_Material shown_
------------------------------------
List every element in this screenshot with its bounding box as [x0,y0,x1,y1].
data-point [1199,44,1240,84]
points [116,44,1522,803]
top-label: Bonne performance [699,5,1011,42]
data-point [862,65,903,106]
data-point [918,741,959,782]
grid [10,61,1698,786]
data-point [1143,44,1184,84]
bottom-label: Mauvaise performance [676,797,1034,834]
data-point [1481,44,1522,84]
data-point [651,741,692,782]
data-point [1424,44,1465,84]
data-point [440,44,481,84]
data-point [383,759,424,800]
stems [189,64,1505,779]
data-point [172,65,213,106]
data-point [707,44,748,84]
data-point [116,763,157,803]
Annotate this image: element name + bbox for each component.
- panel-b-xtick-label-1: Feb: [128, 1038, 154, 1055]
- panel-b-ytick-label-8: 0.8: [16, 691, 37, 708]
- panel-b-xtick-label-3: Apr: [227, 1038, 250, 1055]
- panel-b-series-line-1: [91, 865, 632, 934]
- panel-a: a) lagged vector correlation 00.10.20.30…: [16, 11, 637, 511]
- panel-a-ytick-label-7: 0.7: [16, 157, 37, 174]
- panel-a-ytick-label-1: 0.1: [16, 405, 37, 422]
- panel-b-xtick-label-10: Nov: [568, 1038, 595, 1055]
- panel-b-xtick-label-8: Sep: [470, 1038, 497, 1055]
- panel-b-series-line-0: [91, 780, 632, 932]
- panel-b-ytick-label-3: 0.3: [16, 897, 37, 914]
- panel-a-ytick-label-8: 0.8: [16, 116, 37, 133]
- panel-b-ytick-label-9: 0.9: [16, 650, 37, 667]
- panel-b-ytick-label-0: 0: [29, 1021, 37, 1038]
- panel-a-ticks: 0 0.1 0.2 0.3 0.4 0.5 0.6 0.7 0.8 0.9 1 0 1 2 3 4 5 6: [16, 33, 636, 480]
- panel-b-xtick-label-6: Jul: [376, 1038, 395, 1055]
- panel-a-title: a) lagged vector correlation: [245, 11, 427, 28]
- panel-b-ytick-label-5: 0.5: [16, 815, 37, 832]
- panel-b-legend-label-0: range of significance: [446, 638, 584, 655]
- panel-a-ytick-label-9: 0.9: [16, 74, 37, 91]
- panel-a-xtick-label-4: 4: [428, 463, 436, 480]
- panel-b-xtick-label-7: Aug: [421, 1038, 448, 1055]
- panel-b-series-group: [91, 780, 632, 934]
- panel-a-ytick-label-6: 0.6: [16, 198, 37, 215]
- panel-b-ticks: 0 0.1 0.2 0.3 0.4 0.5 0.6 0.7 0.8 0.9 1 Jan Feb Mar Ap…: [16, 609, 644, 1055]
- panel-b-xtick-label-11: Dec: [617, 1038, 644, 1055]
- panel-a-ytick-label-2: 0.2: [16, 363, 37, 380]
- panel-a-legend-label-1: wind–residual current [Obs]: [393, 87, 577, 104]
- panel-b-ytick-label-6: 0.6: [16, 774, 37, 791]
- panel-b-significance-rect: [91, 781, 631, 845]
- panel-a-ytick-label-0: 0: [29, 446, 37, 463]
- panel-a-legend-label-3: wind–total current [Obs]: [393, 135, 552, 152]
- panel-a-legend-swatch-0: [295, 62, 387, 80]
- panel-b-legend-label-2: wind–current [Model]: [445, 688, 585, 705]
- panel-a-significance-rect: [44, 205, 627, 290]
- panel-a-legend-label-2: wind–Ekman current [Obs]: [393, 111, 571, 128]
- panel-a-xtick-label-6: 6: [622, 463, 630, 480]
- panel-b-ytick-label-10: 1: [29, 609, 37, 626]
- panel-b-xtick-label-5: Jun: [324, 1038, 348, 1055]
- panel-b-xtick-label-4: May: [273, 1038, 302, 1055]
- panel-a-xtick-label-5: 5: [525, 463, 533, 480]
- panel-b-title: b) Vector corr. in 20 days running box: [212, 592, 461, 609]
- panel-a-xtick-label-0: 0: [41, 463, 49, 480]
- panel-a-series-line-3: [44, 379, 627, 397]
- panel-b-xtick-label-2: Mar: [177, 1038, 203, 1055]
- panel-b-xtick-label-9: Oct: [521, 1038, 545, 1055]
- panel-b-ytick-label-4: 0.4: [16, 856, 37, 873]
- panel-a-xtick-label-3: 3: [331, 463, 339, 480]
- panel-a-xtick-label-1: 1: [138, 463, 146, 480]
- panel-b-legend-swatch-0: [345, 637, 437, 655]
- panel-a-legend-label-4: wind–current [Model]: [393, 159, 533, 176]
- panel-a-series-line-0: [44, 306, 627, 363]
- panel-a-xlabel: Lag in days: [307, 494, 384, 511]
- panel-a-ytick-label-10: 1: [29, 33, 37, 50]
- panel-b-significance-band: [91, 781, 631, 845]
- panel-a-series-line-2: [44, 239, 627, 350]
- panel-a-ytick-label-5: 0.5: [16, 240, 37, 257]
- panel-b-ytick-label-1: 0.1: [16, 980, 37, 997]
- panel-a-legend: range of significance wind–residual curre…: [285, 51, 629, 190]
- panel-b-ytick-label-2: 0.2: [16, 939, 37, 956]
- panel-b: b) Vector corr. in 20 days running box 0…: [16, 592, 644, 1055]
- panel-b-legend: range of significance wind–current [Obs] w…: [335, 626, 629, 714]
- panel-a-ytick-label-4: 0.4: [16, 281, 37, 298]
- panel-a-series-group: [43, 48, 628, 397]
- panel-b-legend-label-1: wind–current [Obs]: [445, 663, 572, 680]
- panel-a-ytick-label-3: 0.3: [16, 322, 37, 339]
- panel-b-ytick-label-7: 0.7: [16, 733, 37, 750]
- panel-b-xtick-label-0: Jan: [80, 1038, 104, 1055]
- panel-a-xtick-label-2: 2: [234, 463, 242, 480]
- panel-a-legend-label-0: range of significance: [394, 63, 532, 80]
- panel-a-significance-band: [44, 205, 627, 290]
------------------------------------
_Set task_
Please reproduce the lines verbatim, beginning with the very first one and ending with the line containing "- panel-b-ytick-label-9: 0.9: [16, 650, 37, 667]", both included.

_Solution for this task_
List every element in this screenshot with its bounding box as [x0,y0,x1,y1].
data-point [1199,44,1240,84]
points [116,44,1522,803]
top-label: Bonne performance [699,5,1011,42]
data-point [862,65,903,106]
data-point [918,741,959,782]
grid [10,61,1698,786]
data-point [1143,44,1184,84]
bottom-label: Mauvaise performance [676,797,1034,834]
data-point [1481,44,1522,84]
data-point [651,741,692,782]
data-point [1424,44,1465,84]
data-point [440,44,481,84]
data-point [383,759,424,800]
stems [189,64,1505,779]
data-point [172,65,213,106]
data-point [707,44,748,84]
data-point [116,763,157,803]
Annotate this image: element name + bbox for each component.
- panel-b-xtick-label-1: Feb: [128, 1038, 154, 1055]
- panel-b-ytick-label-8: 0.8: [16, 691, 37, 708]
- panel-b-xtick-label-3: Apr: [227, 1038, 250, 1055]
- panel-b-series-line-1: [91, 865, 632, 934]
- panel-a: a) lagged vector correlation 00.10.20.30…: [16, 11, 637, 511]
- panel-a-ytick-label-7: 0.7: [16, 157, 37, 174]
- panel-a-ytick-label-1: 0.1: [16, 405, 37, 422]
- panel-b-xtick-label-10: Nov: [568, 1038, 595, 1055]
- panel-b-xtick-label-8: Sep: [470, 1038, 497, 1055]
- panel-b-series-line-0: [91, 780, 632, 932]
- panel-b-ytick-label-3: 0.3: [16, 897, 37, 914]
- panel-a-ytick-label-8: 0.8: [16, 116, 37, 133]
- panel-b-ytick-label-9: 0.9: [16, 650, 37, 667]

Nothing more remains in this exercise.